## TASK TO CARRY OUT
Print the listing below in its entirety, character for character.

════════════════

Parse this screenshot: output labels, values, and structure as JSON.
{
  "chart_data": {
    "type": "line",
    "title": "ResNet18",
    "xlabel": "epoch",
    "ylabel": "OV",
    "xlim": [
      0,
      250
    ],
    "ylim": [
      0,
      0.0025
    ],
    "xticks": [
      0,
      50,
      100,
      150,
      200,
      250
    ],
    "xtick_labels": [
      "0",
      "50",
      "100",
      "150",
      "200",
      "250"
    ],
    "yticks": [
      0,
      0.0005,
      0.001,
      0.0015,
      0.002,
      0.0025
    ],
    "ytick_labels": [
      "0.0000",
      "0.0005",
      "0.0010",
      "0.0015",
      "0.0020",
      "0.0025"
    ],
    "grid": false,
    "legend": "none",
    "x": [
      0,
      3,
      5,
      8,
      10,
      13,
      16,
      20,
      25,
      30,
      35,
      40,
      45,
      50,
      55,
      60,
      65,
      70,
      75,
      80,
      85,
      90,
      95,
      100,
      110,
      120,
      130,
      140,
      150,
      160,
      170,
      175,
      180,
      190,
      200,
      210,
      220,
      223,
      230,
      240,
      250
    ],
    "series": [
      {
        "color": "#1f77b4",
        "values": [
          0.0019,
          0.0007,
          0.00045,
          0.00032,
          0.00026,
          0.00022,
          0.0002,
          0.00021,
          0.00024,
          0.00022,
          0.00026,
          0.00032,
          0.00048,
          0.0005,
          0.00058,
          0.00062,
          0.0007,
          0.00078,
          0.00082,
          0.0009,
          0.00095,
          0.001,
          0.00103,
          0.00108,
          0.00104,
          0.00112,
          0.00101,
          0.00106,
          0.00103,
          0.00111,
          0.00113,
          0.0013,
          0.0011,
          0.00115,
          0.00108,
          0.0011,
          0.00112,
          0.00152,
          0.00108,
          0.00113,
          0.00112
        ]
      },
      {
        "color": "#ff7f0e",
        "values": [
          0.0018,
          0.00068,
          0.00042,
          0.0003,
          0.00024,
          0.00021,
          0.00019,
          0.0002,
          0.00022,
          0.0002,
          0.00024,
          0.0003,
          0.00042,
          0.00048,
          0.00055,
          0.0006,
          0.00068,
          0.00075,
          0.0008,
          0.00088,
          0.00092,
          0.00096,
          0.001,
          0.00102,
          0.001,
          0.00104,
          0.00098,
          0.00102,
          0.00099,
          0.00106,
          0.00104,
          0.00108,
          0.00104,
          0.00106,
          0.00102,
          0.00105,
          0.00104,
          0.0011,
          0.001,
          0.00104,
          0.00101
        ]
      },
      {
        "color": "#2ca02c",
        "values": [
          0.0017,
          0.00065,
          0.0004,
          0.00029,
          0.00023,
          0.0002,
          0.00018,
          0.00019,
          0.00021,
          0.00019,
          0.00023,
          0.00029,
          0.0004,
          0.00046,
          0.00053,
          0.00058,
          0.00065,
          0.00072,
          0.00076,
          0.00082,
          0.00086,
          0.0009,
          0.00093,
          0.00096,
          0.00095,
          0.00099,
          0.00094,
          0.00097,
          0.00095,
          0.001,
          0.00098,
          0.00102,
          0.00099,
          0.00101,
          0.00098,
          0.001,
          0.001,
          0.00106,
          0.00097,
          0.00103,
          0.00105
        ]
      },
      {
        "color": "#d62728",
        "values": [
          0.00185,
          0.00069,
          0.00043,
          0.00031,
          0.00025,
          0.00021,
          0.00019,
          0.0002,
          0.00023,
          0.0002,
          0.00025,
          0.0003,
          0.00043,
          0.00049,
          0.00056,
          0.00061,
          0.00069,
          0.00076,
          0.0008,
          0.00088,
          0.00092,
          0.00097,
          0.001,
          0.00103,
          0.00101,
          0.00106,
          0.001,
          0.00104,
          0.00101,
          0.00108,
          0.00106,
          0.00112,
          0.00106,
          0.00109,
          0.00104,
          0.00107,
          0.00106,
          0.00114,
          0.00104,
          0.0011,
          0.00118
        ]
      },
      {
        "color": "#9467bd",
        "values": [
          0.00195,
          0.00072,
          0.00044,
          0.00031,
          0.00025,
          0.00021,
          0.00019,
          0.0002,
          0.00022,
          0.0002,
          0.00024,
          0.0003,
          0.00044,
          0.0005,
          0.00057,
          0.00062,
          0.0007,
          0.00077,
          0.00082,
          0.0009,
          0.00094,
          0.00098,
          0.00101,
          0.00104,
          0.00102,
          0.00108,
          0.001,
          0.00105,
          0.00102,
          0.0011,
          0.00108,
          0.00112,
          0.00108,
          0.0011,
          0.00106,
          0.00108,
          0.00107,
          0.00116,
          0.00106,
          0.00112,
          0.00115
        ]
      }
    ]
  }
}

════════════════

## THE COMPLETED TASK
Parse this screenshot: output labels, values, and structure as JSON.
{
  "chart_data": {
    "type": "line",
    "title": "ResNet18",
    "xlabel": "epoch",
    "ylabel": "OV",
    "xlim": [
      0,
      250
    ],
    "ylim": [
      0,
      0.0025
    ],
    "xticks": [
      0,
      50,
      100,
      150,
      200,
      250
    ],
    "xtick_labels": [
      "0",
      "50",
      "100",
      "150",
      "200",
      "250"
    ],
    "yticks": [
      0,
      0.0005,
      0.001,
      0.0015,
      0.002,
      0.0025
    ],
    "ytick_labels": [
      "0.0000",
      "0.0005",
      "0.0010",
      "0.0015",
      "0.0020",
      "0.0025"
    ],
    "grid": false,
    "legend": "none",
    "x": [
      0,
      3,
      5,
      8,
      10,
      13,
      16,
      20,
      25,
      30,
      35,
      40,
      45,
      50,
      55,
      60,
      65,
      70,
      75,
      80,
      85,
      90,
      95,
      100,
      110,
      120,
      130,
      140,
      150,
      160,
      170,
      175,
      180,
      190,
      200,
      210,
      220,
      223,
      230,
      240,
      250
    ],
    "series": [
      {
        "color": "#1f77b4",
        "values": [
          0.0019,
          0.0007,
          0.00045,
          0.00032,
          0.00026,
          0.00022,
          0.0002,
          0.00021,
          0.00024,
          0.00022,
          0.00026,
          0.00032,
          0.00048,
          0.0005,
          0.00058,
          0.00062,
          0.0007,
          0.00078,
          0.00082,
          0.0009,
          0.00095,
          0.001,
          0.00103,
          0.00108,
          0.00104,
          0.00112,
          0.00101,
          0.00106,
          0.00103,
          0.00111,
          0.00113,
          0.0013,
          0.0011,
          0.00115,
          0.00108,
          0.0011,
          0.00112,
          0.00152,
          0.00108,
          0.00113,
          0.00112
        ]
      },
      {
        "color": "#ff7f0e",
        "values": [
          0.0018,
          0.00068,
          0.00042,
          0.0003,
          0.00024,
          0.00021,
          0.00019,
          0.0002,
          0.00022,
          0.0002,
          0.00024,
          0.0003,
          0.00042,
          0.00048,
          0.00055,
          0.0006,
          0.00068,
          0.00075,
          0.0008,
          0.00088,
          0.00092,
          0.00096,
          0.001,
          0.00102,
          0.001,
          0.00104,
          0.00098,
          0.00102,
          0.00099,
          0.00106,
          0.00104,
          0.00108,
          0.00104,
          0.00106,
          0.00102,
          0.00105,
          0.00104,
          0.0011,
          0.001,
          0.00104,
          0.00101
        ]
      },
      {
        "color": "#2ca02c",
        "values": [
          0.0017,
          0.00065,
          0.0004,
          0.00029,
          0.00023,
          0.0002,
          0.00018,
          0.00019,
          0.00021,
          0.00019,
          0.00023,
          0.00029,
          0.0004,
          0.00046,
          0.00053,
          0.00058,
          0.00065,
          0.00072,
          0.00076,
          0.00082,
          0.00086,
          0.0009,
          0.00093,
          0.00096,
          0.00095,
          0.00099,
          0.00094,
          0.00097,
          0.00095,
          0.001,
          0.00098,
          0.00102,
          0.00099,
          0.00101,
          0.00098,
          0.001,
          0.001,
          0.00106,
          0.00097,
          0.00103,
          0.00105
        ]
      },
      {
        "color": "#d62728",
        "values": [
          0.00185,
          0.00069,
          0.00043,
          0.00031,
          0.00025,
          0.00021,
          0.00019,
          0.0002,
          0.00023,
          0.0002,
          0.00025,
          0.0003,
          0.00043,
          0.00049,
          0.00056,
          0.00061,
          0.00069,
          0.00076,
          0.0008,
          0.00088,
          0.00092,
          0.00097,
          0.001,
          0.00103,
          0.00101,
          0.00106,
          0.001,
          0.00104,
          0.00101,
          0.00108,
          0.00106,
          0.00112,
          0.00106,
          0.00109,
          0.00104,
          0.00107,
          0.00106,
          0.00114,
          0.00104,
          0.0011,
          0.00118
        ]
      },
      {
        "color": "#9467bd",
        "values": [
          0.00195,
          0.00072,
          0.00044,
          0.00031,
          0.00025,
          0.00021,
          0.00019,
          0.0002,
          0.00022,
          0.0002,
          0.00024,
          0.0003,
          0.00044,
          0.0005,
          0.00057,
          0.00062,
          0.0007,
          0.00077,
          0.00082,
          0.0009,
          0.00094,
          0.00098,
          0.00101,
          0.00104,
          0.00102,
          0.00108,
          0.001,
          0.00105,
          0.00102,
          0.0011,
          0.00108,
          0.00112,
          0.00108,
          0.0011,
          0.00106,
          0.00108,
          0.00107,
          0.00116,
          0.00106,
          0.00112,
          0.00115
        ]
      }
    ]
  }
}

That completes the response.